- **Information supplied**
----

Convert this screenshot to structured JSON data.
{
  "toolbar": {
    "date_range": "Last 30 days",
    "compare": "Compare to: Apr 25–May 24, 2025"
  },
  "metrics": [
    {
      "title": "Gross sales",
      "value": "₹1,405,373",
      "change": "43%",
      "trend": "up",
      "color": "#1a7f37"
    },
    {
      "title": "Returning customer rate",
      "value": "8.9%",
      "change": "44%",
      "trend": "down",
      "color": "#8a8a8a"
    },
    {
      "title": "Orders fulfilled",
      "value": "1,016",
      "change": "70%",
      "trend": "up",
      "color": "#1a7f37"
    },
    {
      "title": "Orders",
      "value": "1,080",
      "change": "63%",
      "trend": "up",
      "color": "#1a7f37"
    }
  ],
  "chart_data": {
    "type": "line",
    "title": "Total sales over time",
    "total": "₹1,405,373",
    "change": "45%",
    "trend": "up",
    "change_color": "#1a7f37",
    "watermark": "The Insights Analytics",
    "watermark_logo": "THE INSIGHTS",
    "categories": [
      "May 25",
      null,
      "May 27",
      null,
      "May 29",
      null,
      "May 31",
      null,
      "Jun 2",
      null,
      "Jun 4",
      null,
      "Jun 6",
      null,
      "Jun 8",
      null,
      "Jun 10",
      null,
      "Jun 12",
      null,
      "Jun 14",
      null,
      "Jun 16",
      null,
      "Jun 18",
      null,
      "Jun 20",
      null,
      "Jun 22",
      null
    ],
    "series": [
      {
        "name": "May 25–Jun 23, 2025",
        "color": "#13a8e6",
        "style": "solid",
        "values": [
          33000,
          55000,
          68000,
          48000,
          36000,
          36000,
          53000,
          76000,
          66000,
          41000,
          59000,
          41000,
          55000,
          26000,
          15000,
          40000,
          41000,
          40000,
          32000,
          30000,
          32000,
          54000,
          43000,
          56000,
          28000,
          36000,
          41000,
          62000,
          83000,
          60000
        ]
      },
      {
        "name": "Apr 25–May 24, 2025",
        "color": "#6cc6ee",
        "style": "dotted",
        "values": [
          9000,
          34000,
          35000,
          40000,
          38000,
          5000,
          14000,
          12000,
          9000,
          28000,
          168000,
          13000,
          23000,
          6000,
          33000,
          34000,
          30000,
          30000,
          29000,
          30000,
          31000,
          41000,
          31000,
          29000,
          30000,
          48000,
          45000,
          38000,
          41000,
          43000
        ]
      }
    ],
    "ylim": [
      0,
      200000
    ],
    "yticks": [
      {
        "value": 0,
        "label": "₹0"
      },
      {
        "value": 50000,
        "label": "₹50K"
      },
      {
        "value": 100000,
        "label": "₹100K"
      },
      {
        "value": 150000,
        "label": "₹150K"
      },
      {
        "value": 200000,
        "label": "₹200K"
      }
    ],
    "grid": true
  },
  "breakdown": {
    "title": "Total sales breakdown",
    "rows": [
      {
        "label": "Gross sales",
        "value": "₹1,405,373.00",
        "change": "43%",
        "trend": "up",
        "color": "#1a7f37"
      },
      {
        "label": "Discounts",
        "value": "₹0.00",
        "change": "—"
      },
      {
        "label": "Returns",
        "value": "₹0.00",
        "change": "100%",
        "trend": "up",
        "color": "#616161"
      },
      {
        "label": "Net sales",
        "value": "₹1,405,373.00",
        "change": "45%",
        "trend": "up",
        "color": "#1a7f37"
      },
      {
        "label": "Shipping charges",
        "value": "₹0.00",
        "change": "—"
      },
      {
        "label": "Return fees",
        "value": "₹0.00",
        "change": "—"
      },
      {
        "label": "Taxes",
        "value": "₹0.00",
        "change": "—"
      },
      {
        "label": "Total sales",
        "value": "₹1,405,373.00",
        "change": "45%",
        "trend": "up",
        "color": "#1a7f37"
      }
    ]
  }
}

----

- **What you have to do**
Set down the material above again, word for word.

- **Correct result**
Convert this screenshot to structured JSON data.
{
  "toolbar": {
    "date_range": "Last 30 days",
    "compare": "Compare to: Apr 25–May 24, 2025"
  },
  "metrics": [
    {
      "title": "Gross sales",
      "value": "₹1,405,373",
      "change": "43%",
      "trend": "up",
      "color": "#1a7f37"
    },
    {
      "title": "Returning customer rate",
      "value": "8.9%",
      "change": "44%",
      "trend": "down",
      "color": "#8a8a8a"
    },
    {
      "title": "Orders fulfilled",
      "value": "1,016",
      "change": "70%",
      "trend": "up",
      "color": "#1a7f37"
    },
    {
      "title": "Orders",
      "value": "1,080",
      "change": "63%",
      "trend": "up",
      "color": "#1a7f37"
    }
  ],
  "chart_data": {
    "type": "line",
    "title": "Total sales over time",
    "total": "₹1,405,373",
    "change": "45%",
    "trend": "up",
    "change_color": "#1a7f37",
    "watermark": "The Insights Analytics",
    "watermark_logo": "THE INSIGHTS",
    "categories": [
      "May 25",
      null,
      "May 27",
      null,
      "May 29",
      null,
      "May 31",
      null,
      "Jun 2",
      null,
      "Jun 4",
      null,
      "Jun 6",
      null,
      "Jun 8",
      null,
      "Jun 10",
      null,
      "Jun 12",
      null,
      "Jun 14",
      null,
      "Jun 16",
      null,
      "Jun 18",
      null,
      "Jun 20",
      null,
      "Jun 22",
      null
    ],
    "series": [
      {
        "name": "May 25–Jun 23, 2025",
        "color": "#13a8e6",
        "style": "solid",
        "values": [
          33000,
          55000,
          68000,
          48000,
          36000,
          36000,
          53000,
          76000,
          66000,
          41000,
          59000,
          41000,
          55000,
          26000,
          15000,
          40000,
          41000,
          40000,
          32000,
          30000,
          32000,
          54000,
          43000,
          56000,
          28000,
          36000,
          41000,
          62000,
          83000,
          60000
        ]
      },
      {
        "name": "Apr 25–May 24, 2025",
        "color": "#6cc6ee",
        "style": "dotted",
        "values": [
          9000,
          34000,
          35000,
          40000,
          38000,
          5000,
          14000,
          12000,
          9000,
          28000,
          168000,
          13000,
          23000,
          6000,
          33000,
          34000,
          30000,
          30000,
          29000,
          30000,
          31000,
          41000,
          31000,
          29000,
          30000,
          48000,
          45000,
          38000,
          41000,
          43000
        ]
      }
    ],
    "ylim": [
      0,
      200000
    ],
    "yticks": [
      {
        "value": 0,
        "label": "₹0"
      },
      {
        "value": 50000,
        "label": "₹50K"
      },
      {
        "value": 100000,
        "label": "₹100K"
      },
      {
        "value": 150000,
        "label": "₹150K"
      },
      {
        "value": 200000,
        "label": "₹200K"
      }
    ],
    "grid": true
  },
  "breakdown": {
    "title": "Total sales breakdown",
    "rows": [
      {
        "label": "Gross sales",
        "value": "₹1,405,373.00",
        "change": "43%",
        "trend": "up",
        "color": "#1a7f37"
      },
      {
        "label": "Discounts",
        "value": "₹0.00",
        "change": "—"
      },
      {
        "label": "Returns",
        "value": "₹0.00",
        "change": "100%",
        "trend": "up",
        "color": "#616161"
      },
      {
        "label": "Net sales",
        "value": "₹1,405,373.00",
        "change": "45%",
        "trend": "up",
        "color": "#1a7f37"
      },
      {
        "label": "Shipping charges",
        "value": "₹0.00",
        "change": "—"
      },
      {
        "label": "Return fees",
        "value": "₹0.00",
        "change": "—"
      },
      {
        "label": "Taxes",
        "value": "₹0.00",
        "change": "—"
      },
      {
        "label": "Total sales",
        "value": "₹1,405,373.00",
        "change": "45%",
        "trend": "up",
        "color": "#1a7f37"
      }
    ]
  }
}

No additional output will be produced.